Below is a set of records; print all of them exactly as written.

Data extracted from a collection
▼

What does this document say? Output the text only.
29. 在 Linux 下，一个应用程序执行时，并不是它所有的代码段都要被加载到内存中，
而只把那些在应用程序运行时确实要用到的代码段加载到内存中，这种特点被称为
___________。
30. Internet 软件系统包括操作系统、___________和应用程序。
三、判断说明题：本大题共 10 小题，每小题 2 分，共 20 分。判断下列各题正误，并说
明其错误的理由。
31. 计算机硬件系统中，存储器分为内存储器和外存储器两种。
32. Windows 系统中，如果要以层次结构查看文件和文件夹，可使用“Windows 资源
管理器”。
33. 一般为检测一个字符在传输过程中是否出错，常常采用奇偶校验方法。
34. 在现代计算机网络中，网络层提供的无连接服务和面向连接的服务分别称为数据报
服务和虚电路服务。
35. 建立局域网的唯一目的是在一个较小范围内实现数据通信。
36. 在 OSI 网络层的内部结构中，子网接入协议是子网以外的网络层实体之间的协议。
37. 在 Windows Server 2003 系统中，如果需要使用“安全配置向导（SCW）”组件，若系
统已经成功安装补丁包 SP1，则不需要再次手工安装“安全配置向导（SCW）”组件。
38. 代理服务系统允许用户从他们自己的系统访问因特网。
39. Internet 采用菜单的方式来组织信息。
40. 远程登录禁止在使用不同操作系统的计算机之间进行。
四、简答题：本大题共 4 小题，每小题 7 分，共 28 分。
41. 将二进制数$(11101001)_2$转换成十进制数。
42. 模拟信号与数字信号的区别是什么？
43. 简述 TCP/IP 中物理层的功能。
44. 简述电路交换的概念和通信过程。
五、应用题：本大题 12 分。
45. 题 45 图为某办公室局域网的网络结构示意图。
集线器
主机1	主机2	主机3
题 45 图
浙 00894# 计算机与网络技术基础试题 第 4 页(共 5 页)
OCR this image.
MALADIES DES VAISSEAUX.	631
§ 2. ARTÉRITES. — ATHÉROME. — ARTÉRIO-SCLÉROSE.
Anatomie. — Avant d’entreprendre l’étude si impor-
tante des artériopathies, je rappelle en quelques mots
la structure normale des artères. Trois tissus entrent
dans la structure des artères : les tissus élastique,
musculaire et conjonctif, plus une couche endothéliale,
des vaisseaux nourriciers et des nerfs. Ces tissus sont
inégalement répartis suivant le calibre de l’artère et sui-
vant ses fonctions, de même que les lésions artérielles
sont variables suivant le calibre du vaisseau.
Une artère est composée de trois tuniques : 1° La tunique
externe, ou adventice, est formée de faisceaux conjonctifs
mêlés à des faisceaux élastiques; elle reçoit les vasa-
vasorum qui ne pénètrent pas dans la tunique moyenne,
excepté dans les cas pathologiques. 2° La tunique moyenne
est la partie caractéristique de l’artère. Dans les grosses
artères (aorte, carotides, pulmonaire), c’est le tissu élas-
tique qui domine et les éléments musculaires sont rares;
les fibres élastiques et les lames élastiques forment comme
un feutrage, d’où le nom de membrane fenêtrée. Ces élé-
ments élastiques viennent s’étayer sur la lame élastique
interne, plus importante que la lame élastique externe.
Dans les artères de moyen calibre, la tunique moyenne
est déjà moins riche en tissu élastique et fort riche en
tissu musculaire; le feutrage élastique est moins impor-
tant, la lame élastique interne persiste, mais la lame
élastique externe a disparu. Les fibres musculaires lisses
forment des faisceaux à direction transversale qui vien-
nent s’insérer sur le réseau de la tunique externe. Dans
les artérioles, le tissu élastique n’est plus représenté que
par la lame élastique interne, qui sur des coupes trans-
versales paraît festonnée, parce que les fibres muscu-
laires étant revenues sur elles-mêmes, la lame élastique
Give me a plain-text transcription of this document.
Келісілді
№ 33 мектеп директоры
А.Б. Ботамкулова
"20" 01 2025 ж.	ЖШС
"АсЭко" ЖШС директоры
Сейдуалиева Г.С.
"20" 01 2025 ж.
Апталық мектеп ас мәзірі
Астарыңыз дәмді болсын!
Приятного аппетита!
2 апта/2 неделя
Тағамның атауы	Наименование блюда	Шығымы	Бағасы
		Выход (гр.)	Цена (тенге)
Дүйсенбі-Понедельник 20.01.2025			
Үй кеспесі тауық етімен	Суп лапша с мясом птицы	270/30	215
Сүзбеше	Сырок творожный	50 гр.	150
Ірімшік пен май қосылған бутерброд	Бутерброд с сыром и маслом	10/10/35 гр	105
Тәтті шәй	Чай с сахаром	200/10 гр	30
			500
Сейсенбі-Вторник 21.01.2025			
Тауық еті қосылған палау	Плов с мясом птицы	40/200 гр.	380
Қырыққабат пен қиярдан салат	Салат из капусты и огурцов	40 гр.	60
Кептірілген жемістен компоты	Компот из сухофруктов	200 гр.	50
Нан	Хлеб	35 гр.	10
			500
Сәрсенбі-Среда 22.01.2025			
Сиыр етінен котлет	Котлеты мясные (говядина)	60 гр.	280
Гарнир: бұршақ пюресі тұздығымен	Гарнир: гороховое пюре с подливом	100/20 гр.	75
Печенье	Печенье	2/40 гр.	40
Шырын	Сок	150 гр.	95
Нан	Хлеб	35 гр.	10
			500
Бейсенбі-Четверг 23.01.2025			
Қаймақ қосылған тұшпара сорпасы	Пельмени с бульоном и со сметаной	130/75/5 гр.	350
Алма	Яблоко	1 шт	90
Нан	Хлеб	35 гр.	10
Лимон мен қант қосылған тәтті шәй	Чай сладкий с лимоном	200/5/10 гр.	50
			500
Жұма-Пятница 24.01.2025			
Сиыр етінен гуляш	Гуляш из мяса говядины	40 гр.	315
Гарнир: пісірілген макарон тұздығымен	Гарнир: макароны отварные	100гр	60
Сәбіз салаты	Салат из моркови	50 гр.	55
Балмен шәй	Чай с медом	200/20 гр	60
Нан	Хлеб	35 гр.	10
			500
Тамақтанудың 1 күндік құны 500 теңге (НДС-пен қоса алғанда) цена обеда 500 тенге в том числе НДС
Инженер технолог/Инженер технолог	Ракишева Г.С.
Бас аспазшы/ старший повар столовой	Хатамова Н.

▲

_In response_.
What does this document say? Output the text only.
29. 在 Linux 下，一个应用程序执行时，并不是它所有的代码段都要被加载到内存中，
而只把那些在应用程序运行时确实要用到的代码段加载到内存中，这种特点被称为
___________。
30. Internet 软件系统包括操作系统、___________和应用程序。
三、判断说明题：本大题共 10 小题，每小题 2 分，共 20 分。判断下列各题正误，并说
明其错误的理由。
31. 计算机硬件系统中，存储器分为内存储器和外存储器两种。
32. Windows 系统中，如果要以层次结构查看文件和文件夹，可使用“Windows 资源
管理器”。
33. 一般为检测一个字符在传输过程中是否出错，常常采用奇偶校验方法。
34. 在现代计算机网络中，网络层提供的无连接服务和面向连接的服务分别称为数据报
服务和虚电路服务。
35. 建立局域网的唯一目的是在一个较小范围内实现数据通信。
36. 在 OSI 网络层的内部结构中，子网接入协议是子网以外的网络层实体之间的协议。
37. 在 Windows Server 2003 系统中，如果需要使用“安全配置向导（SCW）”组件，若系
统已经成功安装补丁包 SP1，则不需要再次手工安装“安全配置向导（SCW）”组件。
38. 代理服务系统允许用户从他们自己的系统访问因特网。
39. Internet 采用菜单的方式来组织信息。
40. 远程登录禁止在使用不同操作系统的计算机之间进行。
四、简答题：本大题共 4 小题，每小题 7 分，共 28 分。
41. 将二进制数$(11101001)_2$转换成十进制数。
42. 模拟信号与数字信号的区别是什么？
43. 简述 TCP/IP 中物理层的功能。
44. 简述电路交换的概念和通信过程。
五、应用题：本大题 12 分。
45. 题 45 图为某办公室局域网的网络结构示意图。
集线器
主机1	主机2	主机3
题 45 图
浙 00894# 计算机与网络技术基础试题 第 4 页(共 5 页)
OCR this image.
MALADIES DES VAISSEAUX.	631
§ 2. ARTÉRITES. — ATHÉROME. — ARTÉRIO-SCLÉROSE.
Anatomie. — Avant d’entreprendre l’étude si impor-
tante des artériopathies, je rappelle en quelques mots
la structure normale des artères. Trois tissus entrent
dans la structure des artères : les tissus élastique,
musculaire et conjonctif, plus une couche endothéliale,
des vaisseaux nourriciers et des nerfs. Ces tissus sont
inégalement répartis suivant le calibre de l’artère et sui-
vant ses fonctions, de même que les lésions artérielles
sont variables suivant le calibre du vaisseau.
Une artère est composée de trois tuniques : 1° La tunique
externe, ou adventice, est formée de faisceaux conjonctifs
mêlés à des faisceaux élastiques; elle reçoit les vasa-
vasorum qui ne pénètrent pas dans la tunique moyenne,
excepté dans les cas pathologiques. 2° La tunique moyenne
est la partie caractéristique de l’artère. Dans les grosses
artères (aorte, carotides, pulmonaire), c’est le tissu élas-
tique qui domine et les éléments musculaires sont rares;
les fibres élastiques et les lames élastiques forment comme
un feutrage, d’où le nom de membrane fenêtrée. Ces élé-
ments élastiques viennent s’étayer sur la lame élastique
interne, plus importante que la lame élastique externe.
Dans les artères de moyen calibre, la tunique moyenne
est déjà moins riche en tissu élastique et fort riche en
tissu musculaire; le feutrage élastique est moins impor-
tant, la lame élastique interne persiste, mais la lame
élastique externe a disparu. Les fibres musculaires lisses
forment des faisceaux à direction transversale qui vien-
nent s’insérer sur le réseau de la tunique externe. Dans
les artérioles, le tissu élastique n’est plus représenté que
par la lame élastique interne, qui sur des coupes trans-
versales paraît festonnée, parce que les fibres muscu-
laires étant revenues sur elles-mêmes, la lame élastique
Give me a plain-text transcription of this document.
Келісілді
№ 33 мектеп директоры
А.Б. Ботамкулова
"20" 01 2025 ж.	ЖШС
"АсЭко" ЖШС директоры
Сейдуалиева Г.С.
"20" 01 2025 ж.
Апталық мектеп ас мәзірі
Астарыңыз дәмді болсын!
Приятного аппетита!
2 апта/2 неделя
Тағамның атауы	Наименование блюда	Шығымы	Бағасы
		Выход (гр.)	Цена (тенге)
Дүйсенбі-Понедельник 20.01.2025			
Үй кеспесі тауық етімен	Суп лапша с мясом птицы	270/30	215
Сүзбеше	Сырок творожный	50 гр.	150
Ірімшік пен май қосылған бутерброд	Бутерброд с сыром и маслом	10/10/35 гр	105
Тәтті шәй	Чай с сахаром	200/10 гр	30
			500
Сейсенбі-Вторник 21.01.2025			
Тауық еті қосылған палау	Плов с мясом птицы	40/200 гр.	380
Қырыққабат пен қиярдан салат	Салат из капусты и огурцов	40 гр.	60
Кептірілген жемістен компоты	Компот из сухофруктов	200 гр.	50
Нан	Хлеб	35 гр.	10
			500
Сәрсенбі-Среда 22.01.2025			
Сиыр етінен котлет	Котлеты мясные (говядина)	60 гр.	280
Гарнир: бұршақ пюресі тұздығымен	Гарнир: гороховое пюре с подливом	100/20 гр.	75
Печенье	Печенье	2/40 гр.	40
Шырын	Сок	150 гр.	95
Нан	Хлеб	35 гр.	10
			500
Бейсенбі-Четверг 23.01.2025			
Қаймақ қосылған тұшпара сорпасы	Пельмени с бульоном и со сметаной	130/75/5 гр.	350
Алма	Яблоко	1 шт	90
Нан	Хлеб	35 гр.	10
Лимон мен қант қосылған тәтті шәй	Чай сладкий с лимоном	200/5/10 гр.	50
			500
Жұма-Пятница 24.01.2025			
Сиыр етінен гуляш	Гуляш из мяса говядины	40 гр.	315
Гарнир: пісірілген макарон тұздығымен	Гарнир: макароны отварные	100гр	60
Сәбіз салаты	Салат из моркови	50 гр.	55
Балмен шәй	Чай с медом	200/20 гр	60
Нан	Хлеб	35 гр.	10
			500
Тамақтанудың 1 күндік құны 500 теңге (НДС-пен қоса алғанда) цена обеда 500 тенге в том числе НДС
Инженер технолог/Инженер технолог	Ракишева Г.С.
Бас аспазшы/ старший повар столовой	Хатамова Н.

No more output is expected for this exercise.